[BEGIN DATA PROVIDED]
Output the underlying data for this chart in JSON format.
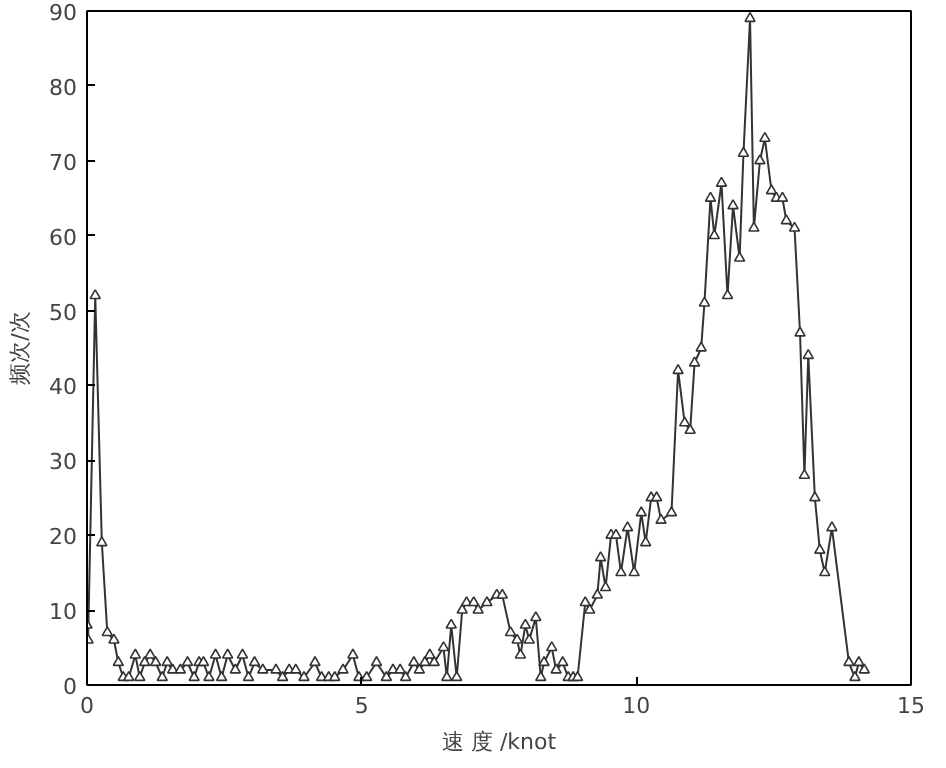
{
  "chart_data": {
    "type": "line",
    "xlabel": "速 度 /knot",
    "ylabel": "频次/次",
    "xlim": [
      0,
      15
    ],
    "ylim": [
      0,
      90
    ],
    "xticks": [
      0,
      5,
      10,
      15
    ],
    "yticks": [
      0,
      10,
      20,
      30,
      40,
      50,
      60,
      70,
      80,
      90
    ],
    "marker": "triangle",
    "line_style": "solid",
    "series": [
      {
        "color": "#333333",
        "x": [
          0,
          0.02,
          0.15,
          0.27,
          0.37,
          0.49,
          0.57,
          0.66,
          0.76,
          0.88,
          0.96,
          1.05,
          1.15,
          1.25,
          1.37,
          1.46,
          1.56,
          1.7,
          1.83,
          1.95,
          2.04,
          2.12,
          2.22,
          2.34,
          2.45,
          2.56,
          2.7,
          2.83,
          2.94,
          3.05,
          3.2,
          3.44,
          3.56,
          3.68,
          3.8,
          3.95,
          4.15,
          4.27,
          4.4,
          4.51,
          4.66,
          4.84,
          4.95,
          5.09,
          5.27,
          5.45,
          5.57,
          5.7,
          5.8,
          5.95,
          6.05,
          6.15,
          6.24,
          6.32,
          6.49,
          6.55,
          6.63,
          6.73,
          6.83,
          6.91,
          7.04,
          7.12,
          7.28,
          7.46,
          7.56,
          7.71,
          7.83,
          7.89,
          7.98,
          8.05,
          8.17,
          8.26,
          8.32,
          8.46,
          8.54,
          8.66,
          8.76,
          8.85,
          8.93,
          9.07,
          9.15,
          9.29,
          9.35,
          9.44,
          9.54,
          9.63,
          9.72,
          9.84,
          9.96,
          10.09,
          10.17,
          10.27,
          10.37,
          10.45,
          10.64,
          10.76,
          10.88,
          10.98,
          11.06,
          11.18,
          11.24,
          11.35,
          11.42,
          11.55,
          11.66,
          11.76,
          11.88,
          11.95,
          12.07,
          12.14,
          12.25,
          12.34,
          12.46,
          12.55,
          12.66,
          12.73,
          12.88,
          12.98,
          13.06,
          13.13,
          13.25,
          13.34,
          13.43,
          13.56,
          13.87,
          13.98,
          14.05,
          14.15
        ],
        "values": [
          8,
          6,
          52,
          19,
          7,
          6,
          3,
          1,
          1,
          4,
          1,
          3,
          4,
          3,
          1,
          3,
          2,
          2,
          3,
          1,
          3,
          3,
          1,
          4,
          1,
          4,
          2,
          4,
          1,
          3,
          2,
          2,
          1,
          2,
          2,
          1,
          3,
          1,
          1,
          1,
          2,
          4,
          1,
          1,
          3,
          1,
          2,
          2,
          1,
          3,
          2,
          3,
          4,
          3,
          5,
          1,
          8,
          1,
          10,
          11,
          11,
          10,
          11,
          12,
          12,
          7,
          6,
          4,
          8,
          6,
          9,
          1,
          3,
          5,
          2,
          3,
          1,
          1,
          1,
          11,
          10,
          12,
          17,
          13,
          20,
          20,
          15,
          21,
          15,
          23,
          19,
          25,
          25,
          22,
          23,
          42,
          35,
          34,
          43,
          45,
          51,
          65,
          60,
          67,
          52,
          64,
          57,
          71,
          89,
          61,
          70,
          73,
          66,
          65,
          65,
          62,
          61,
          47,
          28,
          44,
          25,
          18,
          15,
          21,
          3,
          1,
          3,
          2
        ]
      }
    ]
  }
}
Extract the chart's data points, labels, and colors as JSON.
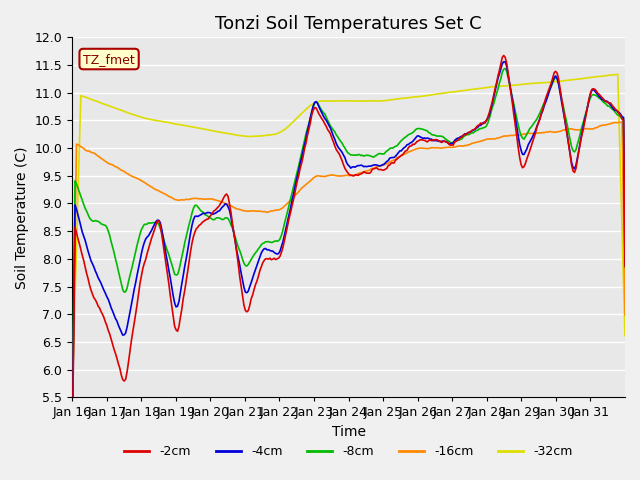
{
  "title": "Tonzi Soil Temperatures Set C",
  "xlabel": "Time",
  "ylabel": "Soil Temperature (C)",
  "ylim": [
    5.5,
    12.0
  ],
  "yticks": [
    5.5,
    6.0,
    6.5,
    7.0,
    7.5,
    8.0,
    8.5,
    9.0,
    9.5,
    10.0,
    10.5,
    11.0,
    11.5,
    12.0
  ],
  "xtick_labels": [
    "Jan 16",
    "Jan 17",
    "Jan 18",
    "Jan 19",
    "Jan 20",
    "Jan 21",
    "Jan 22",
    "Jan 23",
    "Jan 24",
    "Jan 25",
    "Jan 26",
    "Jan 27",
    "Jan 28",
    "Jan 29",
    "Jan 30",
    "Jan 31"
  ],
  "xtick_positions": [
    0,
    1,
    2,
    3,
    4,
    5,
    6,
    7,
    8,
    9,
    10,
    11,
    12,
    13,
    14,
    15
  ],
  "colors": {
    "-2cm": "#dd0000",
    "-4cm": "#0000dd",
    "-8cm": "#00bb00",
    "-16cm": "#ff8800",
    "-32cm": "#dddd00"
  },
  "legend_label": "TZ_fmet",
  "legend_box_color": "#ffffcc",
  "legend_box_edge": "#aa0000",
  "background_color": "#e8e8e8",
  "plot_bg_color": "#e8e8e8",
  "grid_color": "#ffffff",
  "title_fontsize": 13,
  "axis_fontsize": 10,
  "tick_fontsize": 9,
  "line_width": 1.2
}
[END DATA PROVIDED]
**THE PROBLEM**
Print all of the entries word for word. Skip any images they contain.

**EXERCISE RESULT**
Output the underlying data for this chart in JSON format.
{
  "chart_data": {
    "type": "line",
    "xlabel": "速 度 /knot",
    "ylabel": "频次/次",
    "xlim": [
      0,
      15
    ],
    "ylim": [
      0,
      90
    ],
    "xticks": [
      0,
      5,
      10,
      15
    ],
    "yticks": [
      0,
      10,
      20,
      30,
      40,
      50,
      60,
      70,
      80,
      90
    ],
    "marker": "triangle",
    "line_style": "solid",
    "series": [
      {
        "color": "#333333",
        "x": [
          0,
          0.02,
          0.15,
          0.27,
          0.37,
          0.49,
          0.57,
          0.66,
          0.76,
          0.88,
          0.96,
          1.05,
          1.15,
          1.25,
          1.37,
          1.46,
          1.56,
          1.7,
          1.83,
          1.95,
          2.04,
          2.12,
          2.22,
          2.34,
          2.45,
          2.56,
          2.7,
          2.83,
          2.94,
          3.05,
          3.2,
          3.44,
          3.56,
          3.68,
          3.8,
          3.95,
          4.15,
          4.27,
          4.4,
          4.51,
          4.66,
          4.84,
          4.95,
          5.09,
          5.27,
          5.45,
          5.57,
          5.7,
          5.8,
          5.95,
          6.05,
          6.15,
          6.24,
          6.32,
          6.49,
          6.55,
          6.63,
          6.73,
          6.83,
          6.91,
          7.04,
          7.12,
          7.28,
          7.46,
          7.56,
          7.71,
          7.83,
          7.89,
          7.98,
          8.05,
          8.17,
          8.26,
          8.32,
          8.46,
          8.54,
          8.66,
          8.76,
          8.85,
          8.93,
          9.07,
          9.15,
          9.29,
          9.35,
          9.44,
          9.54,
          9.63,
          9.72,
          9.84,
          9.96,
          10.09,
          10.17,
          10.27,
          10.37,
          10.45,
          10.64,
          10.76,
          10.88,
          10.98,
          11.06,
          11.18,
          11.24,
          11.35,
          11.42,
          11.55,
          11.66,
          11.76,
          11.88,
          11.95,
          12.07,
          12.14,
          12.25,
          12.34,
          12.46,
          12.55,
          12.66,
          12.73,
          12.88,
          12.98,
          13.06,
          13.13,
          13.25,
          13.34,
          13.43,
          13.56,
          13.87,
          13.98,
          14.05,
          14.15
        ],
        "values": [
          8,
          6,
          52,
          19,
          7,
          6,
          3,
          1,
          1,
          4,
          1,
          3,
          4,
          3,
          1,
          3,
          2,
          2,
          3,
          1,
          3,
          3,
          1,
          4,
          1,
          4,
          2,
          4,
          1,
          3,
          2,
          2,
          1,
          2,
          2,
          1,
          3,
          1,
          1,
          1,
          2,
          4,
          1,
          1,
          3,
          1,
          2,
          2,
          1,
          3,
          2,
          3,
          4,
          3,
          5,
          1,
          8,
          1,
          10,
          11,
          11,
          10,
          11,
          12,
          12,
          7,
          6,
          4,
          8,
          6,
          9,
          1,
          3,
          5,
          2,
          3,
          1,
          1,
          1,
          11,
          10,
          12,
          17,
          13,
          20,
          20,
          15,
          21,
          15,
          23,
          19,
          25,
          25,
          22,
          23,
          42,
          35,
          34,
          43,
          45,
          51,
          65,
          60,
          67,
          52,
          64,
          57,
          71,
          89,
          61,
          70,
          73,
          66,
          65,
          65,
          62,
          61,
          47,
          28,
          44,
          25,
          18,
          15,
          21,
          3,
          1,
          3,
          2
        ]
      }
    ]
  }
}
Extract the chart's data points, labels, and colors as JSON.
{
  "title": "Tonzi Soil Temperatures Set C",
  "xlabel": "Time",
  "ylabel": "Soil Temperature (C)",
  "ylim": [
    5.5,
    12.0
  ],
  "yticks": [
    5.5,
    6.0,
    6.5,
    7.0,
    7.5,
    8.0,
    8.5,
    9.0,
    9.5,
    10.0,
    10.5,
    11.0,
    11.5,
    12.0
  ],
  "xtick_labels": [
    "Jan 16",
    "Jan 17",
    "Jan 18",
    "Jan 19",
    "Jan 20",
    "Jan 21",
    "Jan 22",
    "Jan 23",
    "Jan 24",
    "Jan 25",
    "Jan 26",
    "Jan 27",
    "Jan 28",
    "Jan 29",
    "Jan 30",
    "Jan 31"
  ],
  "xtick_positions": [
    0,
    1,
    2,
    3,
    4,
    5,
    6,
    7,
    8,
    9,
    10,
    11,
    12,
    13,
    14,
    15
  ],
  "colors": {
    "-2cm": "#dd0000",
    "-4cm": "#0000dd",
    "-8cm": "#00bb00",
    "-16cm": "#ff8800",
    "-32cm": "#dddd00"
  },
  "legend_label": "TZ_fmet",
  "legend_box_color": "#ffffcc",
  "legend_box_edge": "#aa0000",
  "background_color": "#e8e8e8",
  "plot_bg_color": "#e8e8e8",
  "grid_color": "#ffffff",
  "title_fontsize": 13,
  "axis_fontsize": 10,
  "tick_fontsize": 9,
  "line_width": 1.2
}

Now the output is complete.